• EXERCISE DETAILS: What follows is a set of records, each of which is to be written out exactly.

(Source records)
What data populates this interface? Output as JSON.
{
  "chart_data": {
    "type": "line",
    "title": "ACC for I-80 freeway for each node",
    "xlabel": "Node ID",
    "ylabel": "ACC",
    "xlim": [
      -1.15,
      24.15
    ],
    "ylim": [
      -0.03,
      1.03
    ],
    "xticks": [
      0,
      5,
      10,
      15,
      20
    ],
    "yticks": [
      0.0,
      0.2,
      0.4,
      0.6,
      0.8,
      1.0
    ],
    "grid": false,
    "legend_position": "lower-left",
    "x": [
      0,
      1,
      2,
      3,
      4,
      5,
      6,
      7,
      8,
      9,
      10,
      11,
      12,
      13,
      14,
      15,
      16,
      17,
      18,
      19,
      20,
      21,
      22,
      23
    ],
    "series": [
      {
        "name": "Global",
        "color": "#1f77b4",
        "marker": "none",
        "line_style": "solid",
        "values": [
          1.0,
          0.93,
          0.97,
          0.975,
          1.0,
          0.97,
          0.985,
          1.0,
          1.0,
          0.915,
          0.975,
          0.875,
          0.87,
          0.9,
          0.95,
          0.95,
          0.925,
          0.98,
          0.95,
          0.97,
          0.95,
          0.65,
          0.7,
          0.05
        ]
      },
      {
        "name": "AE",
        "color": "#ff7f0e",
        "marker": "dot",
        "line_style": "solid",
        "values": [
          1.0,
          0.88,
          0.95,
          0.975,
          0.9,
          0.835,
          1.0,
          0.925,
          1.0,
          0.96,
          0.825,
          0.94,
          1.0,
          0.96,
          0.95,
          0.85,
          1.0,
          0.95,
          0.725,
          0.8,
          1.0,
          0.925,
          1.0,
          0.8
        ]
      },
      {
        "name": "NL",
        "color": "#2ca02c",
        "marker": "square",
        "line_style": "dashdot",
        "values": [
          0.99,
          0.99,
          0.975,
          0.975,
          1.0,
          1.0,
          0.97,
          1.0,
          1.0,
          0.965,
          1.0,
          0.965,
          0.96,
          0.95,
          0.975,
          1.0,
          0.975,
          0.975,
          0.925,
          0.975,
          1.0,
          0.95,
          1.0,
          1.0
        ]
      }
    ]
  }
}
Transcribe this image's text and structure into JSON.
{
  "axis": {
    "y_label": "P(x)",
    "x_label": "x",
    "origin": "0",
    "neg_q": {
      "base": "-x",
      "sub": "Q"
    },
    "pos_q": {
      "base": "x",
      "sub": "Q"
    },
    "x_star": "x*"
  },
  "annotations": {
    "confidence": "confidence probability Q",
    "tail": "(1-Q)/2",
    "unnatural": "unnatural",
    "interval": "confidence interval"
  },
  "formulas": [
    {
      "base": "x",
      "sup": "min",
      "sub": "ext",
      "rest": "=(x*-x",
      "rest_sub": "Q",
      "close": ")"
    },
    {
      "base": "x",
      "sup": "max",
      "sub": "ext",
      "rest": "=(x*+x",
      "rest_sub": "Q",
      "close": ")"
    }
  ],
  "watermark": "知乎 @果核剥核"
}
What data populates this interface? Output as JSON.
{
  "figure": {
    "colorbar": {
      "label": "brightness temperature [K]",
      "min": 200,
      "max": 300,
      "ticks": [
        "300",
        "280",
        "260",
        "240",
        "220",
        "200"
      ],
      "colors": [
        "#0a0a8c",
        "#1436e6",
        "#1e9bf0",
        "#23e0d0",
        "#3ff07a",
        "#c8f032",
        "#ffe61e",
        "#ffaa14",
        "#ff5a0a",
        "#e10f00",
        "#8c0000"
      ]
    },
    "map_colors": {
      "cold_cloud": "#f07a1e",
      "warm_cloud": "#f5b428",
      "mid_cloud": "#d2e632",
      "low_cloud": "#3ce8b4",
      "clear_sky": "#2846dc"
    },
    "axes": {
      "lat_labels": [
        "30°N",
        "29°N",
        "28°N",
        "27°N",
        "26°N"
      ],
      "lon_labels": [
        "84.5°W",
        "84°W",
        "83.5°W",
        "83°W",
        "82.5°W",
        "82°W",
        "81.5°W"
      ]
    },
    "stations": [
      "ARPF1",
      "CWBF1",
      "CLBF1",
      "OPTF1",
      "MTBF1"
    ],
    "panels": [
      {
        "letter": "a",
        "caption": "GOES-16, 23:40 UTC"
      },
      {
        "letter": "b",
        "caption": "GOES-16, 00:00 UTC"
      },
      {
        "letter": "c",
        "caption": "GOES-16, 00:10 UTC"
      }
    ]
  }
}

• OUTPUT:
What data populates this interface? Output as JSON.
{
  "chart_data": {
    "type": "line",
    "title": "ACC for I-80 freeway for each node",
    "xlabel": "Node ID",
    "ylabel": "ACC",
    "xlim": [
      -1.15,
      24.15
    ],
    "ylim": [
      -0.03,
      1.03
    ],
    "xticks": [
      0,
      5,
      10,
      15,
      20
    ],
    "yticks": [
      0.0,
      0.2,
      0.4,
      0.6,
      0.8,
      1.0
    ],
    "grid": false,
    "legend_position": "lower-left",
    "x": [
      0,
      1,
      2,
      3,
      4,
      5,
      6,
      7,
      8,
      9,
      10,
      11,
      12,
      13,
      14,
      15,
      16,
      17,
      18,
      19,
      20,
      21,
      22,
      23
    ],
    "series": [
      {
        "name": "Global",
        "color": "#1f77b4",
        "marker": "none",
        "line_style": "solid",
        "values": [
          1.0,
          0.93,
          0.97,
          0.975,
          1.0,
          0.97,
          0.985,
          1.0,
          1.0,
          0.915,
          0.975,
          0.875,
          0.87,
          0.9,
          0.95,
          0.95,
          0.925,
          0.98,
          0.95,
          0.97,
          0.95,
          0.65,
          0.7,
          0.05
        ]
      },
      {
        "name": "AE",
        "color": "#ff7f0e",
        "marker": "dot",
        "line_style": "solid",
        "values": [
          1.0,
          0.88,
          0.95,
          0.975,
          0.9,
          0.835,
          1.0,
          0.925,
          1.0,
          0.96,
          0.825,
          0.94,
          1.0,
          0.96,
          0.95,
          0.85,
          1.0,
          0.95,
          0.725,
          0.8,
          1.0,
          0.925,
          1.0,
          0.8
        ]
      },
      {
        "name": "NL",
        "color": "#2ca02c",
        "marker": "square",
        "line_style": "dashdot",
        "values": [
          0.99,
          0.99,
          0.975,
          0.975,
          1.0,
          1.0,
          0.97,
          1.0,
          1.0,
          0.965,
          1.0,
          0.965,
          0.96,
          0.95,
          0.975,
          1.0,
          0.975,
          0.975,
          0.925,
          0.975,
          1.0,
          0.95,
          1.0,
          1.0
        ]
      }
    ]
  }
}
Transcribe this image's text and structure into JSON.
{
  "axis": {
    "y_label": "P(x)",
    "x_label": "x",
    "origin": "0",
    "neg_q": {
      "base": "-x",
      "sub": "Q"
    },
    "pos_q": {
      "base": "x",
      "sub": "Q"
    },
    "x_star": "x*"
  },
  "annotations": {
    "confidence": "confidence probability Q",
    "tail": "(1-Q)/2",
    "unnatural": "unnatural",
    "interval": "confidence interval"
  },
  "formulas": [
    {
      "base": "x",
      "sup": "min",
      "sub": "ext",
      "rest": "=(x*-x",
      "rest_sub": "Q",
      "close": ")"
    },
    {
      "base": "x",
      "sup": "max",
      "sub": "ext",
      "rest": "=(x*+x",
      "rest_sub": "Q",
      "close": ")"
    }
  ],
  "watermark": "知乎 @果核剥核"
}
What data populates this interface? Output as JSON.
{
  "figure": {
    "colorbar": {
      "label": "brightness temperature [K]",
      "min": 200,
      "max": 300,
      "ticks": [
        "300",
        "280",
        "260",
        "240",
        "220",
        "200"
      ],
      "colors": [
        "#0a0a8c",
        "#1436e6",
        "#1e9bf0",
        "#23e0d0",
        "#3ff07a",
        "#c8f032",
        "#ffe61e",
        "#ffaa14",
        "#ff5a0a",
        "#e10f00",
        "#8c0000"
      ]
    },
    "map_colors": {
      "cold_cloud": "#f07a1e",
      "warm_cloud": "#f5b428",
      "mid_cloud": "#d2e632",
      "low_cloud": "#3ce8b4",
      "clear_sky": "#2846dc"
    },
    "axes": {
      "lat_labels": [
        "30°N",
        "29°N",
        "28°N",
        "27°N",
        "26°N"
      ],
      "lon_labels": [
        "84.5°W",
        "84°W",
        "83.5°W",
        "83°W",
        "82.5°W",
        "82°W",
        "81.5°W"
      ]
    },
    "stations": [
      "ARPF1",
      "CWBF1",
      "CLBF1",
      "OPTF1",
      "MTBF1"
    ],
    "panels": [
      {
        "letter": "a",
        "caption": "GOES-16, 23:40 UTC"
      },
      {
        "letter": "b",
        "caption": "GOES-16, 00:00 UTC"
      },
      {
        "letter": "c",
        "caption": "GOES-16, 00:10 UTC"
      }
    ]
  }
}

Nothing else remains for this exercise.